### RECORDS TO USE

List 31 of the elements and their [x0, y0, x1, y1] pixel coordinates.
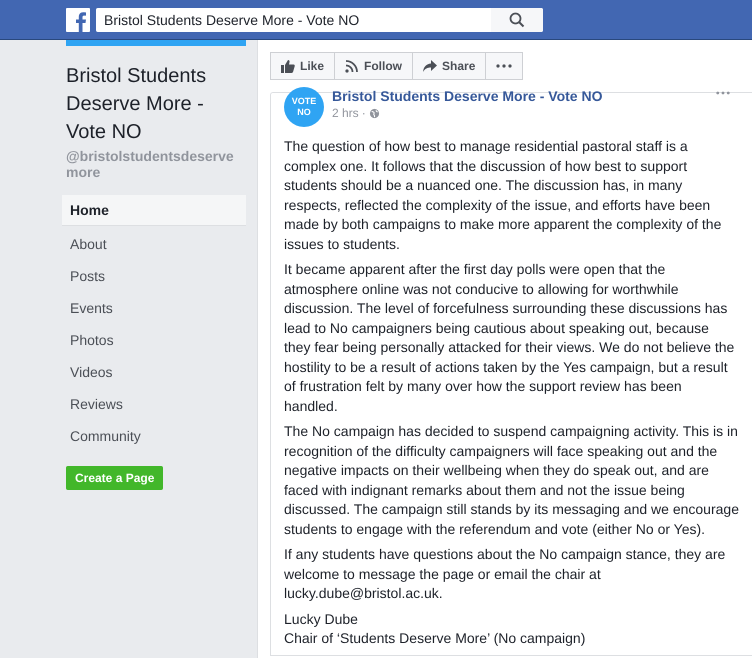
- post-paragraph: Chair of ‘Students Deserve More’ (No campaign): [284, 629, 586, 648]
- post-author[interactable]: Bristol Students Deserve More - Vote NO: [332, 87, 716, 105]
- nav-item[interactable]: About: [62, 228, 246, 260]
- thumbs-up-icon: [281, 59, 295, 73]
- more-options-icon[interactable]: [716, 91, 730, 95]
- nav-item[interactable]: Reviews: [62, 388, 246, 420]
- nav-item[interactable]: Community: [62, 420, 246, 452]
- post-paragraph: The No campaign has decided to suspend campaigning activity. This is in recognition of the difficulty campaigners will face speaking out and the negative impacts on their wellbeing when they do speak out, and are faced with indignant remarks about them and not the issue being discussed. The campaign still stands by its messaging and we encourage students to engage with the referendum and vote (either No or Yes).: [284, 422, 739, 539]
- post-paragraph: It became apparent after the first day polls were open that the atmosphere online was not conducive to allowing for worthwhile discussion. The level of forcefulness surrounding these discussions has lead to No campaigners being cautious about speaking out, because they fear being personally attacked for their views. We do not believe the hostility to be a result of actions taken by the Yes campaign, but a result of frustration felt by many over how the support review has been handled.: [284, 260, 736, 416]
- post-paragraph: Lucky Dube: [284, 610, 359, 629]
- separator-dot: ·: [362, 106, 366, 120]
- search-button[interactable]: [491, 8, 543, 32]
- share-button[interactable]: Share: [412, 52, 486, 80]
- search-icon: [509, 12, 525, 28]
- post-paragraph: If any students have questions about the No campaign stance, they are welcome to message the page or email the chair at lucky.dube@bristol.ac.uk.: [284, 545, 726, 603]
- nav-item[interactable]: Events: [62, 292, 246, 324]
- search-field[interactable]: Bristol Students Deserve More - Vote NO: [96, 8, 543, 32]
- globe-icon[interactable]: [368, 108, 380, 118]
- share-arrow-icon: [423, 59, 438, 73]
- post-paragraph: The question of how best to manage residential pastoral staff is a complex one. It follows that the discussion of how best to support students should be a nuanced one. The discussion has, in many respects, reflected the complexity of the issue, and efforts have been made by both campaigns to make more apparent the complexity of the issues to students.: [284, 137, 722, 254]
- more-button[interactable]: [485, 52, 524, 80]
- rss-icon: [345, 59, 360, 73]
- page-title: Bristol Students Deserve More - Vote NO: [66, 64, 208, 145]
- more-icon: [496, 64, 512, 68]
- nav-item[interactable]: Home: [62, 195, 246, 226]
- follow-button[interactable]: Follow: [334, 52, 414, 80]
- like-button[interactable]: Like: [270, 52, 336, 80]
- nav-item[interactable]: Photos: [62, 324, 246, 356]
- nav-item[interactable]: Videos: [62, 356, 246, 388]
- facebook-logo-icon[interactable]: [66, 8, 90, 32]
- nav-item[interactable]: Posts: [62, 260, 246, 292]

######

REQUIREMENT:
Return every line of the records above word for word, leaving out the pictures.

COMPLETED TASK:
List 31 of the elements and their [x0, y0, x1, y1] pixel coordinates.
- post-paragraph: Chair of ‘Students Deserve More’ (No campaign): [284, 629, 586, 648]
- post-author[interactable]: Bristol Students Deserve More - Vote NO: [332, 87, 716, 105]
- nav-item[interactable]: About: [62, 228, 246, 260]
- thumbs-up-icon: [281, 59, 295, 73]
- more-options-icon[interactable]: [716, 91, 730, 95]
- nav-item[interactable]: Reviews: [62, 388, 246, 420]
- nav-item[interactable]: Community: [62, 420, 246, 452]
- post-paragraph: The No campaign has decided to suspend campaigning activity. This is in recognition of the difficulty campaigners will face speaking out and the negative impacts on their wellbeing when they do speak out, and are faced with indignant remarks about them and not the issue being discussed. The campaign still stands by its messaging and we encourage students to engage with the referendum and vote (either No or Yes).: [284, 422, 739, 539]
- post-paragraph: It became apparent after the first day polls were open that the atmosphere online was not conducive to allowing for worthwhile discussion. The level of forcefulness surrounding these discussions has lead to No campaigners being cautious about speaking out, because they fear being personally attacked for their views. We do not believe the hostility to be a result of actions taken by the Yes campaign, but a result of frustration felt by many over how the support review has been handled.: [284, 260, 736, 416]
- post-paragraph: Lucky Dube: [284, 610, 359, 629]
- separator-dot: ·: [362, 106, 366, 120]
- search-button[interactable]: [491, 8, 543, 32]
- share-button[interactable]: Share: [412, 52, 486, 80]
- search-icon: [509, 12, 525, 28]
- post-paragraph: If any students have questions about the No campaign stance, they are welcome to message the page or email the chair at lucky.dube@bristol.ac.uk.: [284, 545, 726, 603]
- nav-item[interactable]: Events: [62, 292, 246, 324]
- search-field[interactable]: Bristol Students Deserve More - Vote NO: [96, 8, 543, 32]
- globe-icon[interactable]: [368, 108, 380, 118]
- share-arrow-icon: [423, 59, 438, 73]
- post-paragraph: The question of how best to manage residential pastoral staff is a complex one. It follows that the discussion of how best to support students should be a nuanced one. The discussion has, in many respects, reflected the complexity of the issue, and efforts have been made by both campaigns to make more apparent the complexity of the issues to students.: [284, 137, 722, 254]
- more-button[interactable]: [485, 52, 524, 80]
- rss-icon: [345, 59, 360, 73]
- page-title: Bristol Students Deserve More - Vote NO: [66, 64, 208, 145]
- more-icon: [496, 64, 512, 68]
- nav-item[interactable]: Home: [62, 195, 246, 226]
- follow-button[interactable]: Follow: [334, 52, 414, 80]
- like-button[interactable]: Like: [270, 52, 336, 80]
- nav-item[interactable]: Photos: [62, 324, 246, 356]
- nav-item[interactable]: Videos: [62, 356, 246, 388]
- facebook-logo-icon[interactable]: [66, 8, 90, 32]
- nav-item[interactable]: Posts: [62, 260, 246, 292]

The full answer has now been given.